_DESCRIPTION OF THE TASK_. List all lines of the data containing the word "financial".

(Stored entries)

===

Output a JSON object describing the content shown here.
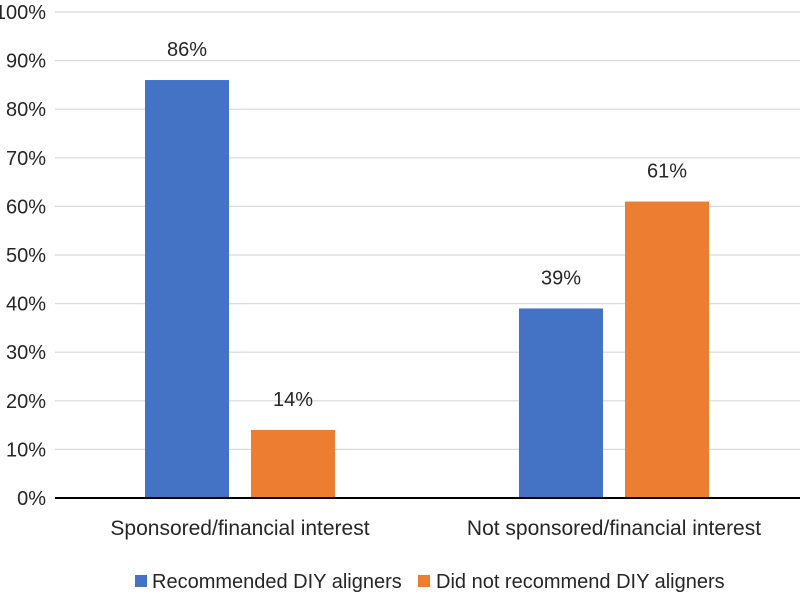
{
  "chart_data": {
    "type": "bar",
    "categories": [
      "Sponsored/financial interest",
      "Not sponsored/financial interest"
    ],
    "series": [
      {
        "name": "Recommended DIY aligners",
        "values": [
          86,
          39
        ],
        "color": "#4472C4"
      },
      {
        "name": "Did not recommend DIY aligners",
        "values": [
          14,
          61
        ],
        "color": "#ED7D31"
      }
    ],
    "data_labels": [
      [
        "86%",
        "39%"
      ],
      [
        "14%",
        "61%"
      ]
    ],
    "y_ticks": [
      "0%",
      "10%",
      "20%",
      "30%",
      "40%",
      "50%",
      "60%",
      "70%",
      "80%",
      "90%",
      "100%"
    ],
    "ylim": [
      0,
      100
    ],
    "grid": true,
    "legend_position": "bottom"
  }
}
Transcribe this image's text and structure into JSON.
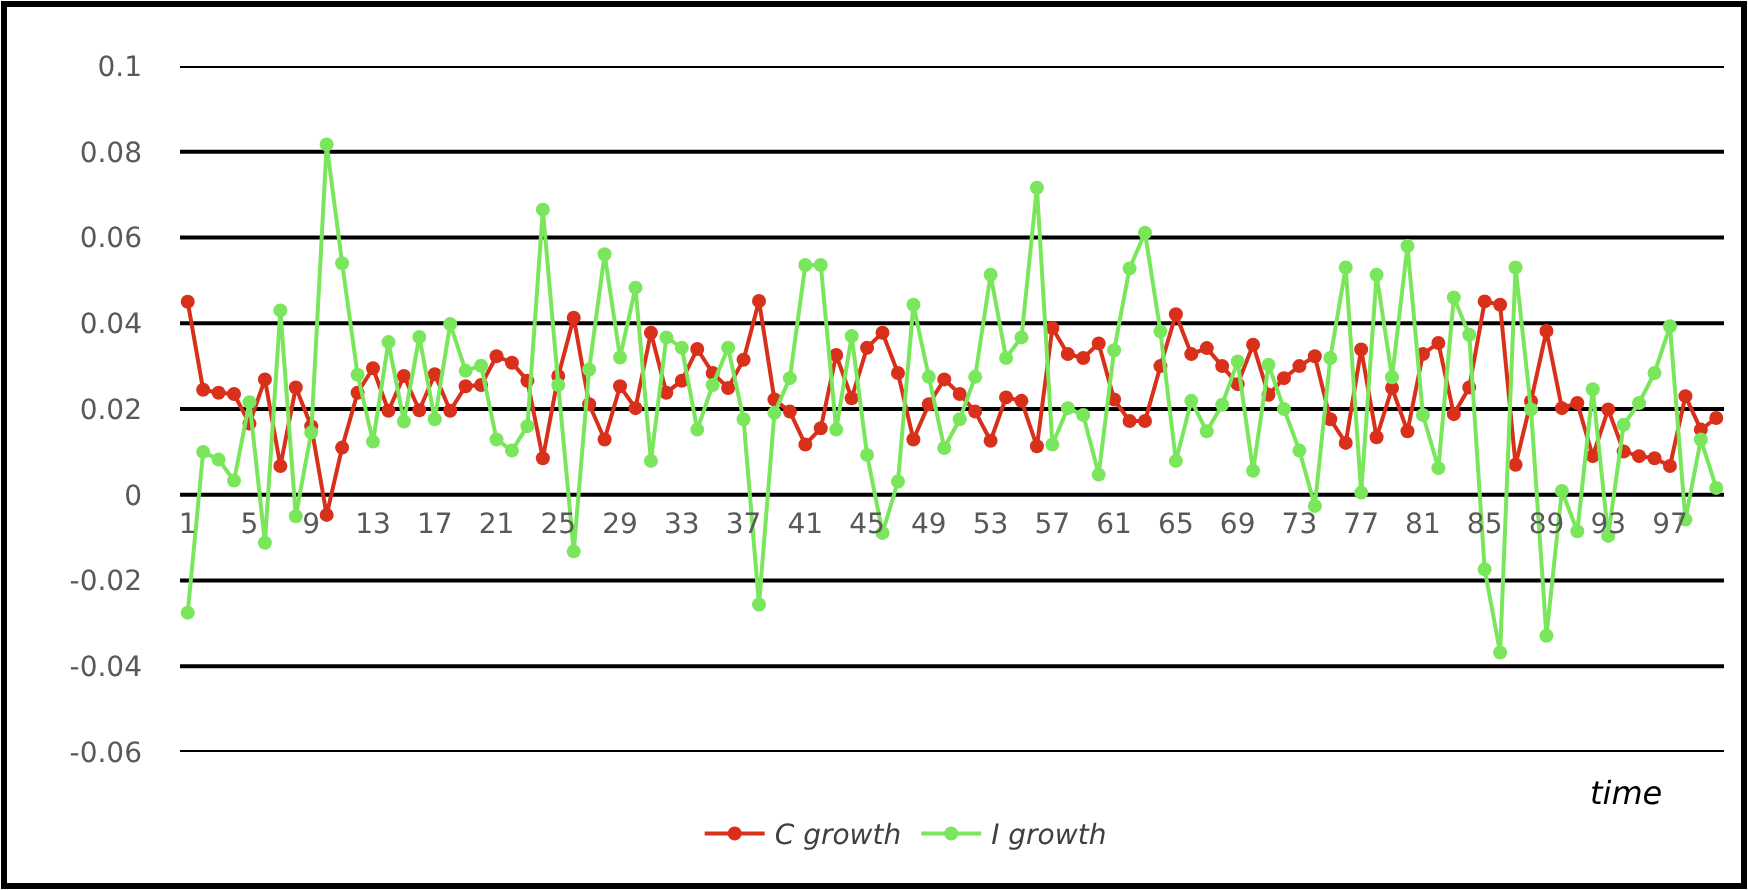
{
  "chart_data": {
    "type": "line",
    "xlabel": "time",
    "categories": [
      "1",
      null,
      null,
      null,
      "5",
      null,
      null,
      null,
      "9",
      null,
      null,
      null,
      "13",
      null,
      null,
      null,
      "17",
      null,
      null,
      null,
      "21",
      null,
      null,
      null,
      "25",
      null,
      null,
      null,
      "29",
      null,
      null,
      null,
      "33",
      null,
      null,
      null,
      "37",
      null,
      null,
      null,
      "41",
      null,
      null,
      null,
      "45",
      null,
      null,
      null,
      "49",
      null,
      null,
      null,
      "53",
      null,
      null,
      null,
      "57",
      null,
      null,
      null,
      "61",
      null,
      null,
      null,
      "65",
      null,
      null,
      null,
      "69",
      null,
      null,
      null,
      "73",
      null,
      null,
      null,
      "77",
      null,
      null,
      null,
      "81",
      null,
      null,
      null,
      "85",
      null,
      null,
      null,
      "89",
      null,
      null,
      null,
      "93",
      null,
      null,
      null,
      "97",
      null,
      null,
      null
    ],
    "series": [
      {
        "name": "C growth",
        "color": "#d8301a",
        "values": [
          0.045,
          0.0245,
          0.0238,
          0.0235,
          0.0166,
          0.0269,
          0.0067,
          0.025,
          0.016,
          -0.0047,
          0.011,
          0.0238,
          0.0295,
          0.0196,
          0.0277,
          0.0197,
          0.0281,
          0.0196,
          0.0253,
          0.0256,
          0.0323,
          0.0308,
          0.0266,
          0.0085,
          0.0277,
          0.0413,
          0.0211,
          0.0129,
          0.0253,
          0.0202,
          0.0378,
          0.0238,
          0.0266,
          0.034,
          0.0284,
          0.0249,
          0.0315,
          0.0452,
          0.0222,
          0.0194,
          0.0117,
          0.0155,
          0.0326,
          0.0225,
          0.0343,
          0.0378,
          0.0284,
          0.0129,
          0.0211,
          0.0269,
          0.0235,
          0.0194,
          0.0126,
          0.0227,
          0.0219,
          0.0113,
          0.0389,
          0.0328,
          0.0319,
          0.0353,
          0.0222,
          0.0172,
          0.0172,
          0.03,
          0.0421,
          0.0328,
          0.0342,
          0.03,
          0.0258,
          0.035,
          0.0233,
          0.0272,
          0.03,
          0.0323,
          0.0176,
          0.0121,
          0.0339,
          0.0134,
          0.0249,
          0.0148,
          0.0328,
          0.0354,
          0.0188,
          0.025,
          0.0451,
          0.0443,
          0.007,
          0.0218,
          0.0382,
          0.0202,
          0.0214,
          0.009,
          0.0199,
          0.0101,
          0.009,
          0.0085,
          0.0067,
          0.023,
          0.0152,
          0.0179
        ]
      },
      {
        "name": "I growth",
        "color": "#7ae65c",
        "values": [
          -0.0275,
          0.01,
          0.0082,
          0.0033,
          0.0216,
          -0.0112,
          0.043,
          -0.005,
          0.0145,
          0.0817,
          0.054,
          0.028,
          0.0124,
          0.0356,
          0.0171,
          0.0368,
          0.0176,
          0.0398,
          0.0289,
          0.0301,
          0.0129,
          0.0103,
          0.016,
          0.0665,
          0.0256,
          -0.0132,
          0.0292,
          0.0561,
          0.032,
          0.0483,
          0.0079,
          0.0367,
          0.0343,
          0.0152,
          0.0256,
          0.0343,
          0.0176,
          -0.0256,
          0.0191,
          0.0272,
          0.0536,
          0.0536,
          0.0152,
          0.037,
          0.0093,
          -0.0089,
          0.0031,
          0.0443,
          0.0275,
          0.0109,
          0.0176,
          0.0275,
          0.0513,
          0.0319,
          0.0367,
          0.0716,
          0.0117,
          0.0202,
          0.0186,
          0.0047,
          0.0337,
          0.0528,
          0.0611,
          0.0381,
          0.0079,
          0.0219,
          0.0148,
          0.021,
          0.0311,
          0.0056,
          0.0303,
          0.02,
          0.0103,
          -0.0026,
          0.0319,
          0.053,
          0.0005,
          0.0513,
          0.0274,
          0.058,
          0.0186,
          0.0062,
          0.046,
          0.0373,
          -0.0174,
          -0.0368,
          0.053,
          0.0199,
          -0.0329,
          0.0009,
          -0.0085,
          0.0246,
          -0.0096,
          0.0163,
          0.0214,
          0.0284,
          0.0393,
          -0.0058,
          0.0129,
          0.0016
        ]
      }
    ],
    "ylim": [
      -0.06,
      0.1
    ],
    "yticks": [
      -0.06,
      -0.04,
      -0.02,
      0,
      0.02,
      0.04,
      0.06,
      0.08,
      0.1
    ],
    "grid": "y",
    "legend": "bottom",
    "marker": "circle",
    "line_style": "solid"
  }
}
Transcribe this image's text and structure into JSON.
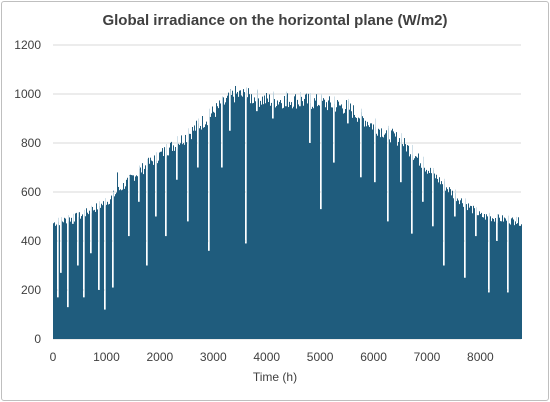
{
  "chart_data": {
    "type": "bar",
    "title": "Global irradiance on the horizontal plane (W/m2)",
    "xlabel": "Time (h)",
    "ylabel": "",
    "xlim": [
      0,
      8760
    ],
    "ylim": [
      0,
      1200
    ],
    "x_ticks": [
      0,
      1000,
      2000,
      3000,
      4000,
      5000,
      6000,
      7000,
      8000
    ],
    "y_ticks": [
      0,
      200,
      400,
      600,
      800,
      1000,
      1200
    ],
    "grid": "horizontal",
    "color": "#1f5c7d",
    "daily_peak_envelope": {
      "x": [
        0,
        500,
        1000,
        1500,
        2000,
        2500,
        3000,
        3400,
        4000,
        4500,
        5000,
        5500,
        6000,
        6500,
        7000,
        7500,
        8000,
        8760
      ],
      "values": [
        490,
        520,
        580,
        690,
        780,
        860,
        960,
        1035,
        1010,
        1010,
        1000,
        980,
        900,
        840,
        720,
        610,
        520,
        495
      ]
    },
    "low_days": [
      {
        "x": 80,
        "value": 170
      },
      {
        "x": 130,
        "value": 270
      },
      {
        "x": 260,
        "value": 130
      },
      {
        "x": 350,
        "value": 470
      },
      {
        "x": 450,
        "value": 300
      },
      {
        "x": 560,
        "value": 170
      },
      {
        "x": 700,
        "value": 350
      },
      {
        "x": 850,
        "value": 200
      },
      {
        "x": 960,
        "value": 120
      },
      {
        "x": 1100,
        "value": 210
      },
      {
        "x": 1200,
        "value": 680
      },
      {
        "x": 1400,
        "value": 420
      },
      {
        "x": 1600,
        "value": 560
      },
      {
        "x": 1750,
        "value": 300
      },
      {
        "x": 1900,
        "value": 500
      },
      {
        "x": 2100,
        "value": 420
      },
      {
        "x": 2300,
        "value": 650
      },
      {
        "x": 2500,
        "value": 480
      },
      {
        "x": 2700,
        "value": 700
      },
      {
        "x": 2900,
        "value": 360
      },
      {
        "x": 3150,
        "value": 700
      },
      {
        "x": 3300,
        "value": 850
      },
      {
        "x": 3600,
        "value": 390
      },
      {
        "x": 3800,
        "value": 930
      },
      {
        "x": 4100,
        "value": 900
      },
      {
        "x": 4350,
        "value": 950
      },
      {
        "x": 4600,
        "value": 950
      },
      {
        "x": 4800,
        "value": 800
      },
      {
        "x": 5000,
        "value": 530
      },
      {
        "x": 5250,
        "value": 720
      },
      {
        "x": 5500,
        "value": 880
      },
      {
        "x": 5750,
        "value": 660
      },
      {
        "x": 6000,
        "value": 640
      },
      {
        "x": 6250,
        "value": 480
      },
      {
        "x": 6500,
        "value": 640
      },
      {
        "x": 6700,
        "value": 430
      },
      {
        "x": 6900,
        "value": 560
      },
      {
        "x": 7100,
        "value": 460
      },
      {
        "x": 7300,
        "value": 300
      },
      {
        "x": 7500,
        "value": 500
      },
      {
        "x": 7700,
        "value": 250
      },
      {
        "x": 7900,
        "value": 420
      },
      {
        "x": 8150,
        "value": 190
      },
      {
        "x": 8300,
        "value": 400
      },
      {
        "x": 8500,
        "value": 190
      },
      {
        "x": 8650,
        "value": 480
      }
    ]
  }
}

===

_RESULT FOR THIS EXERCISE_.
      "Sponsored/financial interest",
      "Not sponsored/financial interest"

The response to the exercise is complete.